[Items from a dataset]
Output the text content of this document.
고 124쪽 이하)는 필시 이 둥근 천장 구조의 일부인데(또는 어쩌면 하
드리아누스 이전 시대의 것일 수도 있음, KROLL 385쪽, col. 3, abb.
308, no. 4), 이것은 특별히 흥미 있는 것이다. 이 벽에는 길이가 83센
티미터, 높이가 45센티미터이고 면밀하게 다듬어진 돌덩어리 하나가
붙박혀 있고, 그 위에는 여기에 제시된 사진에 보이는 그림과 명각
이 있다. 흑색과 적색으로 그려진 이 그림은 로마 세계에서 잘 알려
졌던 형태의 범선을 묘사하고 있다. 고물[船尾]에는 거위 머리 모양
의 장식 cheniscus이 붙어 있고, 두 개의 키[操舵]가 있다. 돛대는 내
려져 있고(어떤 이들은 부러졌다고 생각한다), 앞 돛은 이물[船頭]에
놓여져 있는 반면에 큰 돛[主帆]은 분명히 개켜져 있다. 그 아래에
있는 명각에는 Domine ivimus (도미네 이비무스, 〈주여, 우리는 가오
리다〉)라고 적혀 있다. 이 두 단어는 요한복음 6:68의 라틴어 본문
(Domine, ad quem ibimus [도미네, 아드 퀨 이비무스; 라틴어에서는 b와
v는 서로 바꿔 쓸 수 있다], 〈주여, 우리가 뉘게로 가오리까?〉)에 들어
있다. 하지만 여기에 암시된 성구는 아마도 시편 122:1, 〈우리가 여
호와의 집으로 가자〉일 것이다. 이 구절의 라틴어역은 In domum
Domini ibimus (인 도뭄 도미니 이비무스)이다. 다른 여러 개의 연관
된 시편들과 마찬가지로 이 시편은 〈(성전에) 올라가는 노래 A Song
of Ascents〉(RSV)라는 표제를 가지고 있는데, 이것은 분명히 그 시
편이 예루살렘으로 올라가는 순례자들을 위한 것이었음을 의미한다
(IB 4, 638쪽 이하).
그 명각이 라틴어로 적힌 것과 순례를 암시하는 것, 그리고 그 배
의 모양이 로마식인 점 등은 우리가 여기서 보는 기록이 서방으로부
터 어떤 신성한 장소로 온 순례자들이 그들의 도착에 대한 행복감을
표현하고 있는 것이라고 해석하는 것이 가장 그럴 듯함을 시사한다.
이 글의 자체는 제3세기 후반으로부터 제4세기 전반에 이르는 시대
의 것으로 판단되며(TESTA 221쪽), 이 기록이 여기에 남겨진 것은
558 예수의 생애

#### WHAT IS REQUIRED
Extract all the material, leaving every line as it is.

#### PROBLEM SOLUTION
Output the text content of this document.
고 124쪽 이하)는 필시 이 둥근 천장 구조의 일부인데(또는 어쩌면 하
드리아누스 이전 시대의 것일 수도 있음, KROLL 385쪽, col. 3, abb.
308, no. 4), 이것은 특별히 흥미 있는 것이다. 이 벽에는 길이가 83센
티미터, 높이가 45센티미터이고 면밀하게 다듬어진 돌덩어리 하나가
붙박혀 있고, 그 위에는 여기에 제시된 사진에 보이는 그림과 명각
이 있다. 흑색과 적색으로 그려진 이 그림은 로마 세계에서 잘 알려
졌던 형태의 범선을 묘사하고 있다. 고물[船尾]에는 거위 머리 모양
의 장식 cheniscus이 붙어 있고, 두 개의 키[操舵]가 있다. 돛대는 내
려져 있고(어떤 이들은 부러졌다고 생각한다), 앞 돛은 이물[船頭]에
놓여져 있는 반면에 큰 돛[主帆]은 분명히 개켜져 있다. 그 아래에
있는 명각에는 Domine ivimus (도미네 이비무스, 〈주여, 우리는 가오
리다〉)라고 적혀 있다. 이 두 단어는 요한복음 6:68의 라틴어 본문
(Domine, ad quem ibimus [도미네, 아드 퀨 이비무스; 라틴어에서는 b와
v는 서로 바꿔 쓸 수 있다], 〈주여, 우리가 뉘게로 가오리까?〉)에 들어
있다. 하지만 여기에 암시된 성구는 아마도 시편 122:1, 〈우리가 여
호와의 집으로 가자〉일 것이다. 이 구절의 라틴어역은 In domum
Domini ibimus (인 도뭄 도미니 이비무스)이다. 다른 여러 개의 연관
된 시편들과 마찬가지로 이 시편은 〈(성전에) 올라가는 노래 A Song
of Ascents〉(RSV)라는 표제를 가지고 있는데, 이것은 분명히 그 시
편이 예루살렘으로 올라가는 순례자들을 위한 것이었음을 의미한다
(IB 4, 638쪽 이하).
그 명각이 라틴어로 적힌 것과 순례를 암시하는 것, 그리고 그 배
의 모양이 로마식인 점 등은 우리가 여기서 보는 기록이 서방으로부
터 어떤 신성한 장소로 온 순례자들이 그들의 도착에 대한 행복감을
표현하고 있는 것이라고 해석하는 것이 가장 그럴 듯함을 시사한다.
이 글의 자체는 제3세기 후반으로부터 제4세기 전반에 이르는 시대
의 것으로 판단되며(TESTA 221쪽), 이 기록이 여기에 남겨진 것은
558 예수의 생애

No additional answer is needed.